> **GIVEN INFORMATION**
● ● ● ●
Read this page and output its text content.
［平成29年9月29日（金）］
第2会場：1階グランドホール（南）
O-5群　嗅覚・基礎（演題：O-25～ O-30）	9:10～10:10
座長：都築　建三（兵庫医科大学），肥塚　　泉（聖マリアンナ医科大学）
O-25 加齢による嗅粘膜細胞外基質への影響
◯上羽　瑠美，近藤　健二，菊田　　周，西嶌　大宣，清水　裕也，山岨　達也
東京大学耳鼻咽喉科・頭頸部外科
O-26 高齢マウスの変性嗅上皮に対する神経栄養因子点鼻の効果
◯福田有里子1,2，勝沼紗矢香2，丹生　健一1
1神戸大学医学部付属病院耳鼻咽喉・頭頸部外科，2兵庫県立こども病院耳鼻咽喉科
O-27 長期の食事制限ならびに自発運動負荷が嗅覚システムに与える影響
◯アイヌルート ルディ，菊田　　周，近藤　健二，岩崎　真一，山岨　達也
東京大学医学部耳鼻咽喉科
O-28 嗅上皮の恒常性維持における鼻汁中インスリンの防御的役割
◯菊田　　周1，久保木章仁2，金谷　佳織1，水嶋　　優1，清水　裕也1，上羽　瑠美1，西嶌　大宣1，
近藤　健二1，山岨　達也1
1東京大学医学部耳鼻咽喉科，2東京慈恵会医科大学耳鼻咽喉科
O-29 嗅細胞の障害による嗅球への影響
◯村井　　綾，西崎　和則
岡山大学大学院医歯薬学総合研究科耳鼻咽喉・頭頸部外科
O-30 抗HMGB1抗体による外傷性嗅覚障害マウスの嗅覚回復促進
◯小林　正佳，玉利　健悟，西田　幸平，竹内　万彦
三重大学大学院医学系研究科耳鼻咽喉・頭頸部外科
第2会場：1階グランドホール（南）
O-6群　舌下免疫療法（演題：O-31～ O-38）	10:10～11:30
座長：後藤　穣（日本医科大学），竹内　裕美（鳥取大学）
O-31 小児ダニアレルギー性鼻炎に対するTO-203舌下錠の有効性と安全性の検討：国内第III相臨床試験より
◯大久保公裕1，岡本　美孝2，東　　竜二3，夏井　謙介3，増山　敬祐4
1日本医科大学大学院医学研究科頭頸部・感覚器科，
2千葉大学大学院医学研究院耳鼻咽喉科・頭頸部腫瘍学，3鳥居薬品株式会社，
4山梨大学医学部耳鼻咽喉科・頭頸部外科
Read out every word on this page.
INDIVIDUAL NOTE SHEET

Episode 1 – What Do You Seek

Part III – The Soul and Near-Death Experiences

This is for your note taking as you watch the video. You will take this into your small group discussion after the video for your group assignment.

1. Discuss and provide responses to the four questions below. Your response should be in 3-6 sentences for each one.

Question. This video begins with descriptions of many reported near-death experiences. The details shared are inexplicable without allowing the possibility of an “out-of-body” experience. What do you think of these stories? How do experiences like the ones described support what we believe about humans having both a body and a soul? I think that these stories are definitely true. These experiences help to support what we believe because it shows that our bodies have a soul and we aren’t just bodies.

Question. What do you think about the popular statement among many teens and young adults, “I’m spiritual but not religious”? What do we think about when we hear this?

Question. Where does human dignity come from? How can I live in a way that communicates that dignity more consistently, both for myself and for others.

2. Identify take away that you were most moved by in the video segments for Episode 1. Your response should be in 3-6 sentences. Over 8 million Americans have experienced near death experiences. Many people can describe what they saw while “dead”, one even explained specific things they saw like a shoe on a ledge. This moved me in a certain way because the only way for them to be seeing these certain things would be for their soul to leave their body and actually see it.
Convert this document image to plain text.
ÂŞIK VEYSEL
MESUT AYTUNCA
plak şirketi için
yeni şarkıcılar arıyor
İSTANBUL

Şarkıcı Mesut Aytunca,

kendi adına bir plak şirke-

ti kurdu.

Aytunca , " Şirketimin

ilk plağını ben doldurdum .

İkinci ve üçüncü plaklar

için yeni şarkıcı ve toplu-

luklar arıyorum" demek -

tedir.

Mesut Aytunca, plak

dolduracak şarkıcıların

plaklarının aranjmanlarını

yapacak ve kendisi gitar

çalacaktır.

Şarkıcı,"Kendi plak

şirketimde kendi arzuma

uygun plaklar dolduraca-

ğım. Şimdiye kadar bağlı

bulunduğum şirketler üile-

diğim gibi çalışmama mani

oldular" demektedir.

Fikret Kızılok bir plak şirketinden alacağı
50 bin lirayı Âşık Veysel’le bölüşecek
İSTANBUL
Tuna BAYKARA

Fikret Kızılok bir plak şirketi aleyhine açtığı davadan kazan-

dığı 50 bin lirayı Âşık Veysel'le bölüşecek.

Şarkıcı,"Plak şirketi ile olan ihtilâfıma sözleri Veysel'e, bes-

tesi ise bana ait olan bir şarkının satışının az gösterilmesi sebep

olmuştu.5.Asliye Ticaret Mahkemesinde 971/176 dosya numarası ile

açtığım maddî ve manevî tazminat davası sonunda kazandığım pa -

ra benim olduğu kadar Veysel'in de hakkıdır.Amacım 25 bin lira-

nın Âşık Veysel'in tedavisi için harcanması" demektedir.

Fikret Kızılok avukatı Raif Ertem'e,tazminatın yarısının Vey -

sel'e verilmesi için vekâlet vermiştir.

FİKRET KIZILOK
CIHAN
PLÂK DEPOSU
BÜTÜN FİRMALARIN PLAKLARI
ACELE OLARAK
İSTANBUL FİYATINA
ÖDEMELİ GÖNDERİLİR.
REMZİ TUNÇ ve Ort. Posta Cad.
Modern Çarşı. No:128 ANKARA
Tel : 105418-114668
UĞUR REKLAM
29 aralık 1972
● ● ● ●
> **STATED EXERCISE**
Using the records above, copy each line that contains "text".

> **WRITTEN RESPONSE**
Read this page and output its text content.
Convert this document image to plain text.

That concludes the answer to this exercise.